_Exercise objective:_ In your copy, include every line of the listing below exactly but none of the pictures.

_Record set:_
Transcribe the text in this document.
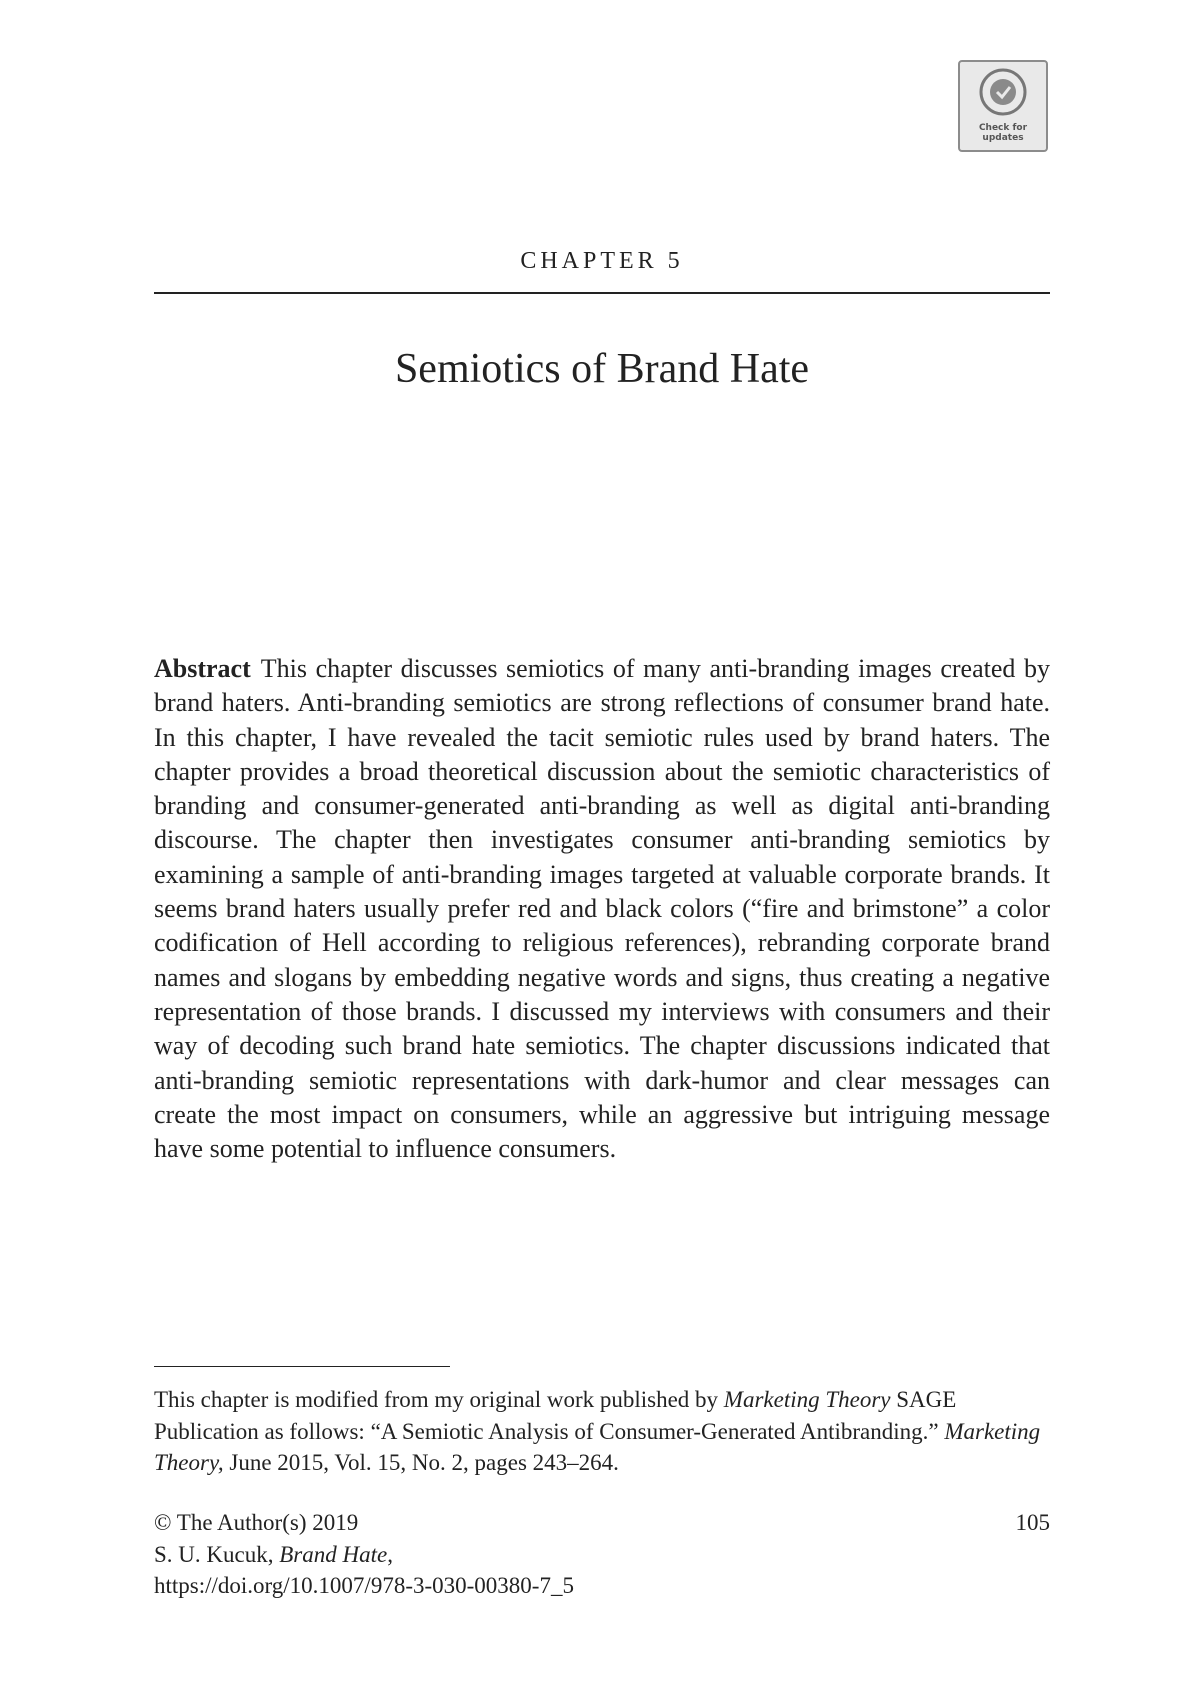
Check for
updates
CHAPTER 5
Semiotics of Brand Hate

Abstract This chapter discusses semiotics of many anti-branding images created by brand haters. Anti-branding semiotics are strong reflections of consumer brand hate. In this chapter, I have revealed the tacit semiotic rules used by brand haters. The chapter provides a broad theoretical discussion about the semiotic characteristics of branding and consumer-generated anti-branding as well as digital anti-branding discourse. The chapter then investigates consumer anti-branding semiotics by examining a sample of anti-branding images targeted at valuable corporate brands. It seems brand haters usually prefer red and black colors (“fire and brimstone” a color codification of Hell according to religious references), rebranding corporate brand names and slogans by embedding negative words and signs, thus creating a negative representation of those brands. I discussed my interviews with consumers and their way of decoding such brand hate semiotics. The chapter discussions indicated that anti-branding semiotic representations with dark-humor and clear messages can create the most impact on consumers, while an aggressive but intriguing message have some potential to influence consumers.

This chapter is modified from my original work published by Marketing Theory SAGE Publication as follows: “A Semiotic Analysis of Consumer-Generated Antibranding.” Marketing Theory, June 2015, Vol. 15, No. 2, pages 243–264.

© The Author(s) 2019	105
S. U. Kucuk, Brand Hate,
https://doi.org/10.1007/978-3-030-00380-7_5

_Task answer:_
Transcribe the text in this document.
Check for
updates
CHAPTER 5
Semiotics of Brand Hate

Abstract This chapter discusses semiotics of many anti-branding images created by brand haters. Anti-branding semiotics are strong reflections of consumer brand hate. In this chapter, I have revealed the tacit semiotic rules used by brand haters. The chapter provides a broad theoretical discussion about the semiotic characteristics of branding and consumer-generated anti-branding as well as digital anti-branding discourse. The chapter then investigates consumer anti-branding semiotics by examining a sample of anti-branding images targeted at valuable corporate brands. It seems brand haters usually prefer red and black colors (“fire and brimstone” a color codification of Hell according to religious references), rebranding corporate brand names and slogans by embedding negative words and signs, thus creating a negative representation of those brands. I discussed my interviews with consumers and their way of decoding such brand hate semiotics. The chapter discussions indicated that anti-branding semiotic representations with dark-humor and clear messages can create the most impact on consumers, while an aggressive but intriguing message have some potential to influence consumers.

This chapter is modified from my original work published by Marketing Theory SAGE Publication as follows: “A Semiotic Analysis of Consumer-Generated Antibranding.” Marketing Theory, June 2015, Vol. 15, No. 2, pages 243–264.

© The Author(s) 2019	105
S. U. Kucuk, Brand Hate,
https://doi.org/10.1007/978-3-030-00380-7_5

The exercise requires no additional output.